The problem
Retype each record below word for word. Leave the pictures out.

Given entries
— BEGIN —

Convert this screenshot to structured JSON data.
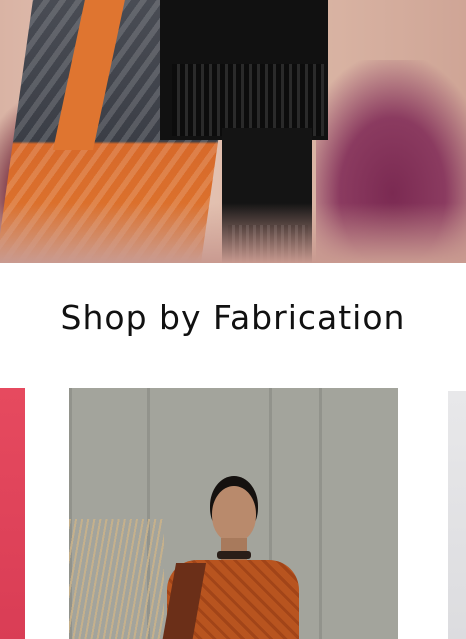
{
  "section": {
    "title": "Shop by Fabrication"
  },
  "colors": {
    "prev_card": "#e64a5f",
    "main_card_bg": "#a3a49c",
    "shirt": "#b8541f"
  }
}
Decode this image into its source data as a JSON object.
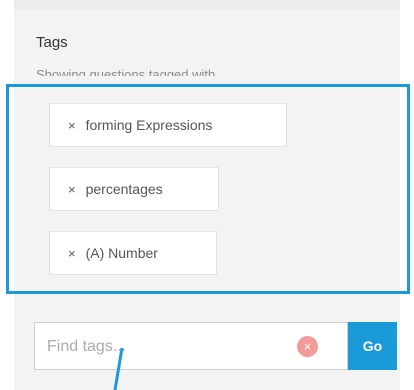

— END —

Correct answer
Convert this screenshot to structured JSON data.
{
  "section": {
    "title": "Shop by Fabrication"
  },
  "colors": {
    "prev_card": "#e64a5f",
    "main_card_bg": "#a3a49c",
    "shirt": "#b8541f"
  }
}
Decode this image into its source data as a JSON object.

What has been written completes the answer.